Pubblicato il 13/05/2024

N. 04276/2024REG.PROV.COLL.

N. 08620/2022 REG.RIC.

REPUBBLICA ITALIANA

IN NOME DEL POPOLO ITALIANO

Il Consiglio di Stato

in sede giurisdizionale (Sezione Terza)

ha pronunciato la presente

SENTENZA

sul ricorso numero di registro generale 8620 del 2022, proposto da
-OMISSIS-, rappresentata e difesa dall'avvocato L M, con domicilio digitale come da PEC da Registri di Giustizia e domicilio eletto come in atti;

contro

Ministero della Giustizia, in persona del legale rappresentante pro tempore, rappresentato e difeso dall'Avvocatura Generale dello Stato, domiciliataria ex lege in Roma, via dei Portoghesi, 12;
Ministero della Giustizia-Dipartimento della Amministrazione Penitenziaria-Provv. Regionale per L'Emilia Romagna e Marche, non costituito in giudizio;

nei confronti

-OMISSIS-, non costituita in giudizio;

per la riforma

della sentenza del Tribunale Amministrativo Regionale per l'Emilia Romagna (Sezione Prima) n. -OMISSIS-, resa tra le parti;


Visti il ricorso in appello e i relativi allegati;

Visto l'atto di costituzione in giudizio del Ministero della Giustizia;

Visti tutti gli atti della causa;

Relatore nell'udienza pubblica del giorno 8 febbraio 2024 il Cons. S S e uditi per le parti gli avvocati come da verbale di udienza;

Ritenuto e considerato in fatto e diritto quanto segue.
□ □ □
## TESTO DEL COMPITO
Secondo la sentenza del Consiglio di Stato, in che giorno si è tenuta l'udienza pubblica?

## VOCI FORNITE
□ □ □
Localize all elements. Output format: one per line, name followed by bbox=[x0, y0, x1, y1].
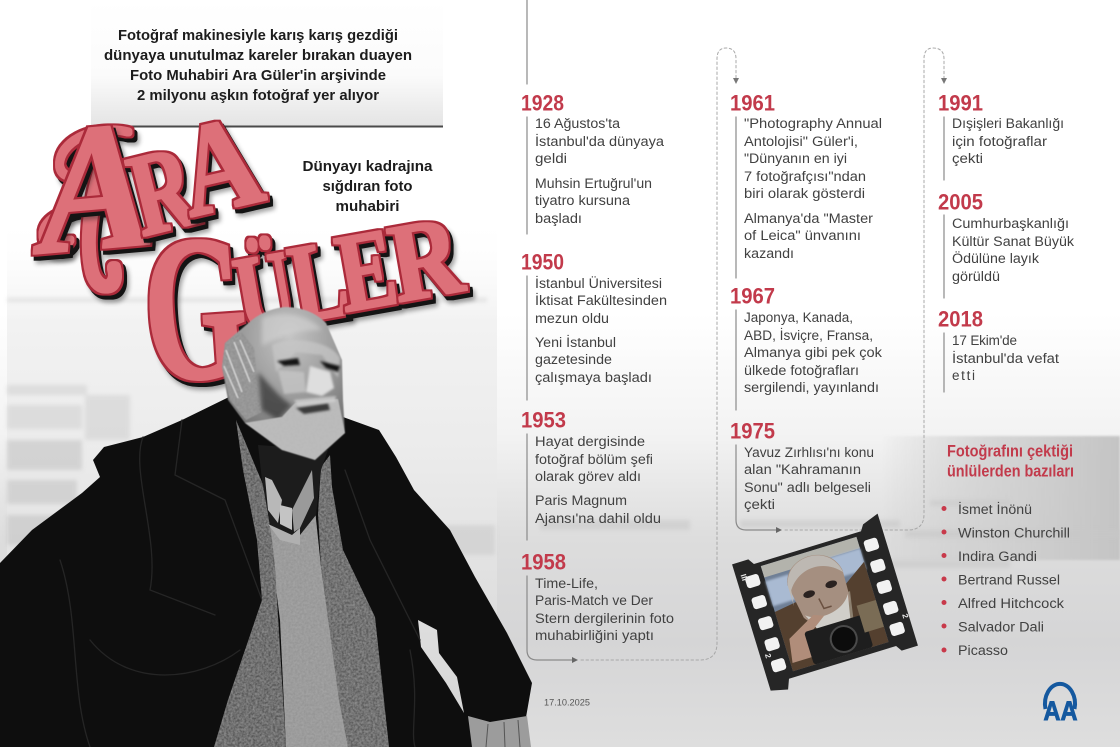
entry 2018: 2018 bbox=[938, 306, 983, 332]
title word: Güler bbox=[136, 189, 472, 427]
shaded cheek bbox=[258, 372, 292, 420]
list of famous subjects: Picasso bbox=[958, 643, 1008, 658]
entry 1928: İstanbul'da dünyaya bbox=[535, 134, 665, 149]
title word: Ara: A bbox=[19, 83, 161, 294]
heading: famous subjects bbox=[947, 442, 1074, 480]
entry 1967: sergilendi, yayınlandı bbox=[744, 380, 879, 395]
subtitle: sığdıran foto bbox=[322, 178, 412, 195]
hand bbox=[468, 716, 531, 747]
list of famous subjects: Salvador Dali bbox=[958, 620, 1044, 634]
entry 1950: 1950 bbox=[521, 250, 564, 274]
film holes bbox=[744, 537, 906, 673]
entry 1991: çekti bbox=[952, 151, 983, 166]
entry 2005 bbox=[938, 190, 1074, 284]
title word: Güler: L bbox=[281, 216, 357, 347]
entry 1967: ABD, İsviçre, Fransa, bbox=[744, 328, 873, 343]
entry 1967: 1967 bbox=[730, 284, 775, 308]
hair bbox=[222, 330, 262, 420]
summary text bbox=[104, 27, 412, 104]
entry 1975: alan "Kahramanın bbox=[744, 462, 861, 477]
entry 1967: Japonya, Kanada, bbox=[744, 310, 853, 325]
entry 2005: Cumhurbaşkanlığı bbox=[952, 216, 1069, 231]
logo: AA bbox=[1044, 684, 1078, 726]
entry 1950: İstanbul Üniversitesi bbox=[535, 276, 662, 291]
beard bbox=[245, 399, 345, 460]
sweater bbox=[268, 500, 348, 747]
subtitle: muhabiri bbox=[336, 198, 400, 215]
entry 1975: Yavuz Zırhlısı'nı konu bbox=[744, 445, 874, 460]
portrait of Ara Güler bbox=[0, 307, 532, 747]
entry 1961: of Leica" ünvanını bbox=[744, 228, 861, 243]
entry 1961: "Photography Annual bbox=[744, 116, 882, 131]
list of famous subjects: Bertrand Russel bbox=[958, 572, 1060, 588]
subtitle: Dünyayı kadrajına bbox=[302, 158, 433, 175]
title: Ara Güler bbox=[19, 83, 472, 427]
title word: Ara: A bbox=[164, 87, 274, 245]
entry 1975 bbox=[730, 418, 874, 512]
entry 1961: 7 fotoğrafçısı"ndan bbox=[744, 169, 866, 184]
entry 1967 bbox=[730, 284, 882, 395]
logo: AA: AA bbox=[1044, 696, 1078, 726]
entry 2005: 2005 bbox=[938, 190, 983, 214]
summary text: dünyaya unutulmaz kareler bırakan duayen bbox=[104, 47, 412, 64]
jacket bbox=[768, 562, 889, 671]
list of famous subjects: Winston Churchill bbox=[958, 526, 1070, 540]
arrow bbox=[776, 527, 782, 533]
entry 1953: olarak görev aldı bbox=[535, 469, 641, 484]
entry 1991: Dışişleri Bakanlığı bbox=[952, 116, 1064, 131]
entry 1961: Almanya'da "Master bbox=[744, 211, 874, 226]
arrow bbox=[941, 78, 947, 84]
entry 1991: için fotoğraflar bbox=[952, 134, 1048, 149]
entry 1961: "Dünyanın en iyi bbox=[744, 151, 847, 166]
camera bbox=[804, 614, 873, 665]
entry 1928: Muhsin Ertuğrul'un bbox=[535, 176, 652, 191]
nose bbox=[306, 366, 334, 396]
entry 1953 bbox=[521, 408, 661, 526]
mouth bbox=[296, 403, 330, 414]
entry 2005: Ödülüne layık bbox=[952, 251, 1039, 266]
entry 1961: kazandı bbox=[744, 246, 794, 261]
entry 1975: çekti bbox=[744, 497, 775, 512]
entry 1975: Sonu" adlı belgeseli bbox=[744, 480, 871, 495]
entry 2018: 17 Ekim'de bbox=[952, 333, 1017, 348]
entry 1967: ülkede fotoğrafları bbox=[744, 363, 859, 378]
head bbox=[222, 307, 345, 460]
entry 1953: 1953 bbox=[521, 408, 566, 432]
film marks: 2 bbox=[763, 652, 773, 660]
title word: Güler: G bbox=[136, 189, 254, 427]
entry 1928: 16 Ağustos'ta bbox=[535, 116, 621, 131]
photo bbox=[761, 537, 889, 671]
title word: Ara: R bbox=[117, 120, 210, 262]
date: 17.10.2025 bbox=[544, 698, 590, 708]
timeline: third column bbox=[938, 90, 1074, 392]
film marks bbox=[739, 531, 910, 662]
entry 1928: 1928 bbox=[521, 90, 564, 116]
entry 1950: gazetesinde bbox=[535, 352, 612, 367]
brow and cheek light bbox=[272, 340, 340, 378]
film strip photo bbox=[730, 513, 920, 694]
hand bbox=[781, 612, 835, 663]
film frame bbox=[730, 514, 919, 694]
entry 1958: Stern dergilerinin foto bbox=[535, 611, 674, 626]
entry 1958: muhabirliğini yaptı bbox=[535, 628, 654, 643]
entry 2018: etti bbox=[952, 368, 975, 383]
entry 1961: Antolojisi" Güler'i, bbox=[744, 134, 858, 149]
entry 1958: 1958 bbox=[521, 550, 566, 574]
entry 1958: Paris-Match ve Der bbox=[535, 593, 654, 608]
connector lines bbox=[527, 0, 572, 660]
entry 1961: 1961 bbox=[730, 90, 775, 116]
entry 1928: başladı bbox=[535, 211, 582, 226]
entry 1928 bbox=[521, 90, 665, 226]
dashed connector bbox=[581, 48, 736, 660]
timeline: second column bbox=[730, 48, 947, 533]
dome highlight bbox=[262, 314, 322, 346]
entry 1991 bbox=[938, 90, 1064, 166]
entry 1958 bbox=[521, 550, 674, 643]
film marks: 2 bbox=[900, 613, 910, 620]
entry 2005: Kültür Sanat Büyük bbox=[952, 234, 1074, 249]
title word: Ara bbox=[19, 83, 274, 294]
heading: famous subjects: Fotoğrafını çektiği bbox=[947, 442, 1073, 460]
entry 1961 bbox=[730, 90, 882, 261]
connector lines bbox=[736, 117, 776, 530]
entry 1958: Time-Life, bbox=[535, 576, 598, 591]
entry 2018 bbox=[938, 306, 1059, 383]
connector lines bbox=[943, 117, 945, 392]
shirt collar bbox=[258, 445, 328, 545]
list of famous subjects: Indira Gandi bbox=[958, 549, 1037, 564]
entry 1950: çalışmaya başladı bbox=[535, 370, 652, 385]
arrow bbox=[572, 657, 578, 663]
entry 1950 bbox=[521, 250, 667, 385]
coat bbox=[0, 397, 532, 747]
list of famous subjects bbox=[942, 502, 1070, 658]
entry 1991: 1991 bbox=[938, 90, 983, 116]
entry 1950: mezun oldu bbox=[535, 311, 609, 326]
title word: Güler: E bbox=[328, 203, 405, 336]
dashed connector bbox=[785, 48, 944, 530]
title word: Güler: Ü bbox=[226, 227, 303, 357]
scarf bbox=[214, 420, 389, 747]
entry 2005: görüldü bbox=[952, 269, 1000, 284]
entry 1975: 1975 bbox=[730, 418, 775, 444]
face bbox=[781, 548, 856, 631]
film marks: III bbox=[739, 573, 749, 582]
title word: Güler: R bbox=[380, 192, 472, 326]
top summary panel bbox=[91, 0, 443, 128]
entry 1928: tiyatro kursuna bbox=[535, 193, 631, 208]
entry 1950: İktisat Fakültesinden bbox=[535, 293, 667, 308]
entry 1953: Ajansı'na dahil oldu bbox=[535, 511, 661, 526]
heading: famous subjects: ünlülerden bazıları bbox=[947, 462, 1074, 480]
entry 1953: Hayat dergisinde bbox=[535, 434, 645, 449]
entry 1950: Yeni İstanbul bbox=[535, 335, 616, 350]
eyes bbox=[277, 358, 340, 372]
subtitle bbox=[302, 158, 433, 215]
entry 1953: fotoğraf bölüm şefi bbox=[535, 452, 653, 467]
summary text: Fotoğraf makinesiyle karış karış gezdiği bbox=[118, 27, 398, 44]
entry 1928: geldi bbox=[535, 151, 567, 166]
entry 1953: Paris Magnum bbox=[535, 493, 627, 508]
arrow bbox=[733, 78, 739, 84]
entry 2018: İstanbul'da vefat bbox=[952, 351, 1059, 366]
list of famous subjects: İsmet İnönü bbox=[958, 502, 1032, 517]
list of famous subjects: Alfred Hitchcock bbox=[958, 596, 1064, 611]
summary text: 2 milyonu aşkın fotoğraf yer alıyor bbox=[137, 87, 379, 104]
entry 1961: biri olarak gösterdi bbox=[744, 186, 865, 201]
entry 1967: Almanya gibi pek çok bbox=[744, 345, 882, 360]
timeline: first column bbox=[521, 0, 739, 663]
summary text: Foto Muhabiri Ara Güler'in arşivinde bbox=[130, 67, 386, 84]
□ □ □
## RISPOSTA ATTESA
L'8 febbraio 2024.